#### DOCUMENT TEXT:
____________

African American women and girls were positioned to apply leverage to men like Ballard. It is generally assumed that proximity to white men was dangerous for black women and girls. But in this instance Southern white men and the women and girls in question both wielded power, not necessarily because of their dependence on one another, but because they ultimately were addressing their own needs. Such needs included caring deeply for another human being while also tending to one’s self in an age when ideas about individualism and self-determination were ubiquitous. White men’s attachment and generosity made African Americans also act in independent, assertive, even defiant ways, emerging as rather individualistic too.

In the end, when numerous documents, many of them letters, are bundled together, a more unanticipated past that scholars are trying to understand reveals itself. White men invested emotionally and financially in black women and children during escalating sectional tensions over slavery and the South’s slave-based economy.43 A select group of individuals moved closer to the promise of freedom while being only one or two degrees of separation from influential people who debated some of the most critical issues of the day, simultaneously condemning blacks during such deliberations and being discreet about their aid to this very population with whom they were or others like them were intimate.

Given the all too evident horrors of slavery, it is imperative to clarify what is meant by the word intimacy. Put simply, the word intimate suggests emotional and physical closeness between two human beings, even unlikely ones. The word sheds light, too, on the wins and losses of such closeness when one party has more power than the other but both still find a way to reap some benefit. For more than a generation we have understood that oppressed blacks in and outside rural communities across time and space had and have influence on their own futures.44 While the kind of intimacy presented here is often manifested as paternalism wherein slaveholders “purchased” slaves in an effort to “save” them, it points to another dynamic: the two-way exchange between white men and the people they freed and often supported.45 In order to uncover intimacy, it is useful to think about the groundbreaking work of the political scientist and anthropologist James Scott.46 Scott studied interactions in peasant villages and slave cultures and revealed that power is always in flux. He decided that through everyday strategies such as slowing the pace of their work or feigning ignorance even the most oppressed individuals exerted some control over the quality of their lives.

Antebellum African American women and children thoughtfully coped with the difficult circumstances in which they found themselves by relying on similar strategies with Southern white men.47 Whether or not sex was involved, whether or not the relationships were consensual, intimacy was still possible. In spite of having been exploited by her former master on the basis of her gender and on the basis of her African descent, there remained the possibilities for an improved future for Avenia White. When she used the word love she could have been performing in order to maintain her ties to an influential individual who engineered big changes in her life. Was she disingenuous? No, she was able to discern an opening and assess the likelihood of success or failure in taking a chance on one unlikely man really caring for her and others beside her.

____________

#### SUPPLIED ENTRIES:
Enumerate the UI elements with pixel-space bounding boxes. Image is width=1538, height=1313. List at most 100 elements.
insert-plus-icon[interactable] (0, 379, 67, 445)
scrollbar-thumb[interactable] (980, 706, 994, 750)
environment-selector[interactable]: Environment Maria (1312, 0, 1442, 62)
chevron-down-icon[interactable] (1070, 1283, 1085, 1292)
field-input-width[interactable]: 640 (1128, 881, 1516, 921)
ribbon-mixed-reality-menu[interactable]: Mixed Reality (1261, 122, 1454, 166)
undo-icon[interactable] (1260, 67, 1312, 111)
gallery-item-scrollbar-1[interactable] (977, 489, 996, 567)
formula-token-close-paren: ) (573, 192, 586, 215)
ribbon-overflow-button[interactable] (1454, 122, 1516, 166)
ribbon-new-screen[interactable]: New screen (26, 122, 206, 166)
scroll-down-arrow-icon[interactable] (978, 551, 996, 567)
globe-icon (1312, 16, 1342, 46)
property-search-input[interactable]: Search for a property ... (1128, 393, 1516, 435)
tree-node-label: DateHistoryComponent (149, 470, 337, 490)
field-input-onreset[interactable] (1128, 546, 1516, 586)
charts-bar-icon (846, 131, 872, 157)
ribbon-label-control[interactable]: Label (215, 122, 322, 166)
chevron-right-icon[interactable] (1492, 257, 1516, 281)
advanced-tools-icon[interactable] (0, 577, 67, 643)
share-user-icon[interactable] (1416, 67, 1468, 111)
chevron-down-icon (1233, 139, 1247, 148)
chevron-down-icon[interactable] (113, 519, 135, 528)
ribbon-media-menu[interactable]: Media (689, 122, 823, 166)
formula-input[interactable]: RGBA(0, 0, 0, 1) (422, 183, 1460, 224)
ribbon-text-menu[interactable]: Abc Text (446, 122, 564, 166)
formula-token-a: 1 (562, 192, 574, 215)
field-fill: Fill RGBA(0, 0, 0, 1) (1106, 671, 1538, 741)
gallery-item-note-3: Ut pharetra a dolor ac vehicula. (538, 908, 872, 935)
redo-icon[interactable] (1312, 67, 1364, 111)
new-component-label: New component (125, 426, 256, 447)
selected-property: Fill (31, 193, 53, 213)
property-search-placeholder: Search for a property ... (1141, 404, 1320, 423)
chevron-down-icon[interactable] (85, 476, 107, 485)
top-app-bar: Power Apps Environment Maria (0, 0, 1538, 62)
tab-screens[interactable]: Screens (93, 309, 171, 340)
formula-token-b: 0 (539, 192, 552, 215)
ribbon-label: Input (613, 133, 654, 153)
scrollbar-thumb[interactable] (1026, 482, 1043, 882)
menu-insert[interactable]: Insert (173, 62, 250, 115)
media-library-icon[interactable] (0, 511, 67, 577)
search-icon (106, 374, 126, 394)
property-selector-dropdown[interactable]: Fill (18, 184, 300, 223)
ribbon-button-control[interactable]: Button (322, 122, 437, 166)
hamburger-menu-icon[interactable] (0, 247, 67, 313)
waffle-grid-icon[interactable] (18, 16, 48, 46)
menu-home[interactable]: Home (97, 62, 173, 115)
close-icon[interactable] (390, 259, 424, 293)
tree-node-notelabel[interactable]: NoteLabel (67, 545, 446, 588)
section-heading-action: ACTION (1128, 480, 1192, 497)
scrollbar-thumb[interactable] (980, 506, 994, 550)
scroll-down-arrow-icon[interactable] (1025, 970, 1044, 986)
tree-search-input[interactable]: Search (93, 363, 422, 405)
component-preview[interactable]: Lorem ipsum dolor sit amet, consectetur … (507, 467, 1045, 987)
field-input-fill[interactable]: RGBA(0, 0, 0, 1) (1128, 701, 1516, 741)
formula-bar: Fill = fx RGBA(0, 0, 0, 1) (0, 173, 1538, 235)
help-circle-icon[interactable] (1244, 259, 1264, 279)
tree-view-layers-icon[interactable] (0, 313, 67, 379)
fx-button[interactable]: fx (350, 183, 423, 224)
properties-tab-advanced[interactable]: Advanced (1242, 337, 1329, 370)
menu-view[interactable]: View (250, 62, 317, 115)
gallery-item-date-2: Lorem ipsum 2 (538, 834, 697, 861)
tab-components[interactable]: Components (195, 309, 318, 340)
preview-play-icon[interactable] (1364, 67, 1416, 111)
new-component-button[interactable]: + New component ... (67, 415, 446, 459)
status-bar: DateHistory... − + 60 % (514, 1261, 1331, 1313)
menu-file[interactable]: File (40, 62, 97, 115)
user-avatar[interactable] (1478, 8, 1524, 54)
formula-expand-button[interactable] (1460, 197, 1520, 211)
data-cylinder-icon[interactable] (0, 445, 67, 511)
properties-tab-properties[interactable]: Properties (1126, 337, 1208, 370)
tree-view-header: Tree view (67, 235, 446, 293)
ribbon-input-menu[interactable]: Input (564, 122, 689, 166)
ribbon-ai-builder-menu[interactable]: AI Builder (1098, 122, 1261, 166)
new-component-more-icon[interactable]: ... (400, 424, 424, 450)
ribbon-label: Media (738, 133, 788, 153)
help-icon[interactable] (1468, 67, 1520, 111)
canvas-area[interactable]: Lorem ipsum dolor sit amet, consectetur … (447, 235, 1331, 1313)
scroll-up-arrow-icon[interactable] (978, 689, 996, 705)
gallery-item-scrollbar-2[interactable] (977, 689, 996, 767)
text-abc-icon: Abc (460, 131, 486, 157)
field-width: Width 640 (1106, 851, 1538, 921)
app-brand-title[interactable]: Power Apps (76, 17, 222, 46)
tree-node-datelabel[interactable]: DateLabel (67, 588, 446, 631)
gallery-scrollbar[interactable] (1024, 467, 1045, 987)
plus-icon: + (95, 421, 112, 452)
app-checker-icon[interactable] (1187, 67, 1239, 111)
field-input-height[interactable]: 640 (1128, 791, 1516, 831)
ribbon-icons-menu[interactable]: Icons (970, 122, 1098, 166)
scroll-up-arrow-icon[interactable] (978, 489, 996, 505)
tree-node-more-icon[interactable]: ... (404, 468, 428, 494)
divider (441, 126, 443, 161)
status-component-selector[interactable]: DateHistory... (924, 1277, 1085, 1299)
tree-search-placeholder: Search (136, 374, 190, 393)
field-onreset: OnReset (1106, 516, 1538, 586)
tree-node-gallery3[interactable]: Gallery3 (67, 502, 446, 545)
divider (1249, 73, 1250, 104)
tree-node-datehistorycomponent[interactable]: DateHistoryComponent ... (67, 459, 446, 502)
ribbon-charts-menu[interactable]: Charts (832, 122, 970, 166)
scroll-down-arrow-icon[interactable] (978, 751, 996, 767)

____________

#### WORK TO COMPLETE:
**1)** For each statement, decide whether the passage on antebellum intimacy agrees with it. Answer yes or no, and quote the deciding words from the text.
(a) James Scott studied interactions in peasant villages and slave cultures.
(b) Avenia White was exploited only on the basis of her gender.
(c) Intimacy was impossible when the relationships were not consensual.
**2)** Rewrite the part of the passage on antebellum intimacy that opens with the words containing "African American women and girls" and closes with "rather individualistic too.", putting "kindness" where "generosity" stands.
**3)** In the passage on antebellum intimacy, what everyday strategies did Scott find even the most oppressed individuals used to exert some control over their lives?
Rely only on the passage on antebellum intimacy and nothing else.

#### IN RESPONSE:
**1)**
(a) Yes: "Scott studied interactions in peasant villages and slave cultures"
(b) No: "on the basis of her gender and on the basis of her African descent"
(c) No: "whether or not the relationships were consensual, intimacy was still possible"

**2)**
African American women and girls were positioned to apply leverage to men like Ballard. It is generally assumed that proximity to white men was dangerous for black women and girls. But in this instance Southern white men and the women and girls in question both wielded power, not necessarily because of their dependence on one another, but because they ultimately were addressing their own needs. Such needs included caring deeply for another human being while also tending to one’s self in an age when ideas about individualism and self-determination were ubiquitous. White men’s attachment and kindness made African Americans also act in independent, assertive, even defiant ways, emerging as rather individualistic too.

**3)** Slowing the pace of their work or feigning ignorance.